[Extracts from a graphics dataset]
════════════════════
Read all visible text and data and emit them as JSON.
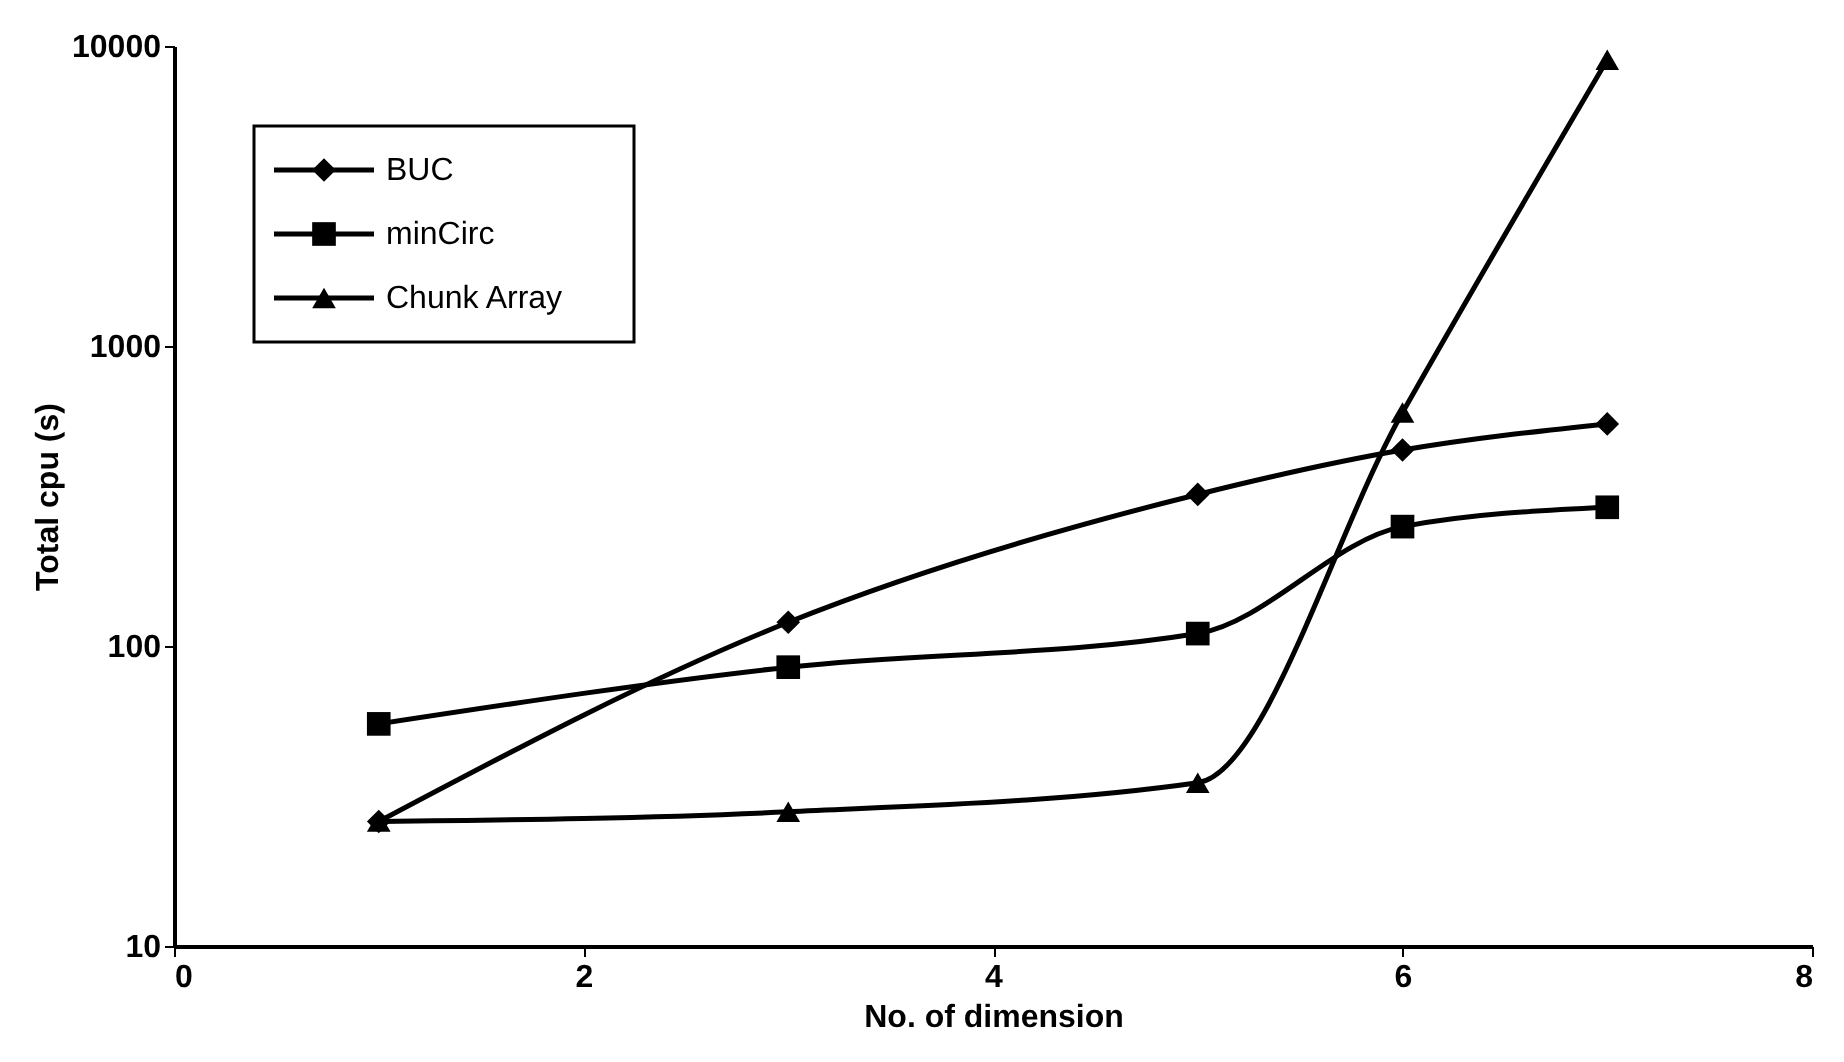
{
  "chart_data": {
    "type": "line",
    "xlabel": "No. of dimension",
    "ylabel": "Total cpu (s)",
    "x": [
      1,
      3,
      5,
      6,
      7
    ],
    "series": [
      {
        "name": "BUC",
        "color": "#000000",
        "marker": "diamond",
        "values": [
          26,
          120,
          320,
          450,
          550
        ]
      },
      {
        "name": "minCirc",
        "color": "#000000",
        "marker": "square",
        "values": [
          55,
          85,
          110,
          250,
          290
        ]
      },
      {
        "name": "Chunk Array",
        "color": "#000000",
        "marker": "triangle",
        "values": [
          26,
          28,
          35,
          600,
          9000
        ]
      }
    ],
    "xlim": [
      0,
      8
    ],
    "xticks": [
      0,
      2,
      4,
      6,
      8
    ],
    "ylim": [
      10,
      10000
    ],
    "yticks": [
      10,
      100,
      1000,
      10000
    ],
    "log": "y",
    "grid": false,
    "legend": "top left"
  }
}
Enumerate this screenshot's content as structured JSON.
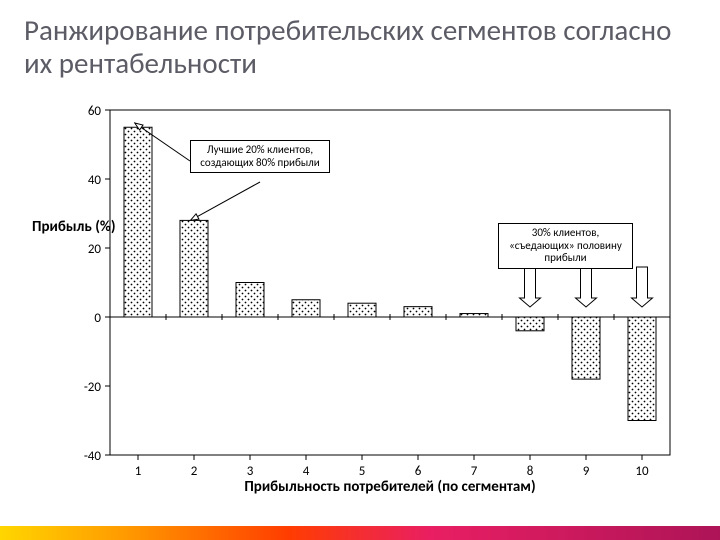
{
  "title": "Ранжирование потребительских сегментов согласно их рентабельности",
  "y_axis_label": "Прибыль (%)",
  "x_axis_title": "Прибыльность потребителей (по сегментам)",
  "callouts": {
    "top20": "Лучшие 20% клиентов, создающих 80% прибыли",
    "bottom30": "30% клиентов, «съедающих» половину прибыли"
  },
  "chart": {
    "type": "bar",
    "categories": [
      "1",
      "2",
      "3",
      "4",
      "5",
      "6",
      "7",
      "8",
      "9",
      "10"
    ],
    "values": [
      55,
      28,
      10,
      5,
      4,
      3,
      1,
      -4,
      -18,
      -30
    ],
    "bar_fill": "#ffffff",
    "bar_border": "#000000",
    "bar_pattern": "dots",
    "pattern_dot_color": "#000000",
    "ylim": [
      -40,
      60
    ],
    "ytick_step": 20,
    "xlim": [
      0.5,
      10.5
    ],
    "grid": false,
    "background_color": "#ffffff",
    "axis_color": "#000000",
    "bar_width": 0.5,
    "tick_font_size": 13,
    "arrows": {
      "top20_targets": [
        1,
        2
      ],
      "bottom30_targets": [
        8,
        9,
        10
      ]
    }
  }
}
════════════════════
▶ _Exercise requirements_: Copy out every line in the listing where the word "name" appears.

▶ _Solution_:
        "name": "BUC",
        "name": "minCirc",
        "name": "Chunk Array",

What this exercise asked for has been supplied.